[Data Boundary: Start]
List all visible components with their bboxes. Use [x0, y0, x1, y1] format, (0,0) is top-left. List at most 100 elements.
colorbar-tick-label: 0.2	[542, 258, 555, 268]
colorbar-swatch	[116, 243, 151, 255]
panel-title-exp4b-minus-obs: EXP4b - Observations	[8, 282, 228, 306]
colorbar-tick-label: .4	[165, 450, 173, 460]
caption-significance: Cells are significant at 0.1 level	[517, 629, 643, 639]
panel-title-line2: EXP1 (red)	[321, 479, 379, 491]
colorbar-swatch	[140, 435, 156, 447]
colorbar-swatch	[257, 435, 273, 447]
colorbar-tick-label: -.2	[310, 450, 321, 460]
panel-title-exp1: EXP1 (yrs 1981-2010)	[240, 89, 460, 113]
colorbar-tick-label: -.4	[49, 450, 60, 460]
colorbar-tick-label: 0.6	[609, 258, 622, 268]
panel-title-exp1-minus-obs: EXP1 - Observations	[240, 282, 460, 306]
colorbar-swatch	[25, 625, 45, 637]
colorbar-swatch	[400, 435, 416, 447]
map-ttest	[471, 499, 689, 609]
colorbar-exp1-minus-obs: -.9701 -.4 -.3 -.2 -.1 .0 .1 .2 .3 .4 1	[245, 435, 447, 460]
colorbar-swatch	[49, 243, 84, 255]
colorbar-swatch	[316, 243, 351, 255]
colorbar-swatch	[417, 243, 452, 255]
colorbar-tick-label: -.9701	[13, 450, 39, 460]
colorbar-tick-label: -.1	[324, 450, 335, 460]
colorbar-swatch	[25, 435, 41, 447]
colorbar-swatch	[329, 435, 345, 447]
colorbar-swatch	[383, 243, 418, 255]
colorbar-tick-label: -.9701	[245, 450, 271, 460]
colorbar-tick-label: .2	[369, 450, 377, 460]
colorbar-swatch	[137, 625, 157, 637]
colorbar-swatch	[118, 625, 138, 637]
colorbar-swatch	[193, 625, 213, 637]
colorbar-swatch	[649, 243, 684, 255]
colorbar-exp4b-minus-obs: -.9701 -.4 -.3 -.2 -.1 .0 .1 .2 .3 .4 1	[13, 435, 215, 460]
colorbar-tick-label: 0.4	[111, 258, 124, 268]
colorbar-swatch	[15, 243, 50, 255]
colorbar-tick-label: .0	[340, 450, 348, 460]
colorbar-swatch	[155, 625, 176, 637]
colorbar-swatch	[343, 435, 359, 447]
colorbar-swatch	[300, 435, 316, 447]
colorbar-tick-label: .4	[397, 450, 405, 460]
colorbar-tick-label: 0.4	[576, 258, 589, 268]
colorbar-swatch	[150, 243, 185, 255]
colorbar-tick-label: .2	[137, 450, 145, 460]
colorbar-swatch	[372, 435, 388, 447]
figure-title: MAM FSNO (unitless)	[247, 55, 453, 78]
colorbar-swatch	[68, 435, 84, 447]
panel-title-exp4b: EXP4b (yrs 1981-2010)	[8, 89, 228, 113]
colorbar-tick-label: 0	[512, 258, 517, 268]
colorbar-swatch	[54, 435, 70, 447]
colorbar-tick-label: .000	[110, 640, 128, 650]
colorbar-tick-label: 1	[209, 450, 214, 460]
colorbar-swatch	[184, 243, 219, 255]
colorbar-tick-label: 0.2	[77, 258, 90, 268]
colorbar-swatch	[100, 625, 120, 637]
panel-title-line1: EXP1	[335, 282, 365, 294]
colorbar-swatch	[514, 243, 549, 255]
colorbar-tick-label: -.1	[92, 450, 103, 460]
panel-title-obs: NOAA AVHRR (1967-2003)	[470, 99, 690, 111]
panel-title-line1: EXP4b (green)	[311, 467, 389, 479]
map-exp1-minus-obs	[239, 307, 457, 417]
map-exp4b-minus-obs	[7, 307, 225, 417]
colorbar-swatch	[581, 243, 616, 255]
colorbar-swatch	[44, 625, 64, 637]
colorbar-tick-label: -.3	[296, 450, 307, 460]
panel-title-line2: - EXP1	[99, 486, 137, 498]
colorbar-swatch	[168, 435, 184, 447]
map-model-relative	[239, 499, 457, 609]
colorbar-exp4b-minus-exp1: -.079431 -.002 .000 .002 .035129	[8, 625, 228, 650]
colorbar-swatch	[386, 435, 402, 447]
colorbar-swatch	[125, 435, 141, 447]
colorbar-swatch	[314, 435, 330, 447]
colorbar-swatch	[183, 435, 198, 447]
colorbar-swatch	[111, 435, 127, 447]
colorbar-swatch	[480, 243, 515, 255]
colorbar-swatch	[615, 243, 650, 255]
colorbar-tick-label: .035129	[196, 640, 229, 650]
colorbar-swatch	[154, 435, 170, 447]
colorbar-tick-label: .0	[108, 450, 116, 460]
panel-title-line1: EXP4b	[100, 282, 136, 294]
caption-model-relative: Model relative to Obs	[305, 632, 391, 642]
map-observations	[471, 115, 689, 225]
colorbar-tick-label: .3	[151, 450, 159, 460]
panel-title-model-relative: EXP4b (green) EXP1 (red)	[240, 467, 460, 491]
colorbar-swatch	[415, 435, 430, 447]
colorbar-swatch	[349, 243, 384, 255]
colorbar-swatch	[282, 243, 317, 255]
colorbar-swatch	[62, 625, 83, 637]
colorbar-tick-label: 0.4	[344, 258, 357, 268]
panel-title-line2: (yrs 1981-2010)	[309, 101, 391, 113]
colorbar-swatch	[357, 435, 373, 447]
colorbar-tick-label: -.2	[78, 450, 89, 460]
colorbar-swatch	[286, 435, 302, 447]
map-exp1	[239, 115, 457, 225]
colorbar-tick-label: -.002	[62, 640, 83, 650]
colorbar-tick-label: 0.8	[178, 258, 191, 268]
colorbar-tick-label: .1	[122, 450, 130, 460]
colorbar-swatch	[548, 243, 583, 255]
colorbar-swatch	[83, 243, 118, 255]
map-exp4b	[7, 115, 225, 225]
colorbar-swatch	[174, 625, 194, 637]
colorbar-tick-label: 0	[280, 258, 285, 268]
[Data Boundary: End]
Exercise aim: Taking the records above as input, show every line in which the word "caption" is present.

Reply:
caption-significance: Cells are significant at 0.1 level	[517, 629, 643, 639]
caption-model-relative: Model relative to Obs	[305, 632, 391, 642]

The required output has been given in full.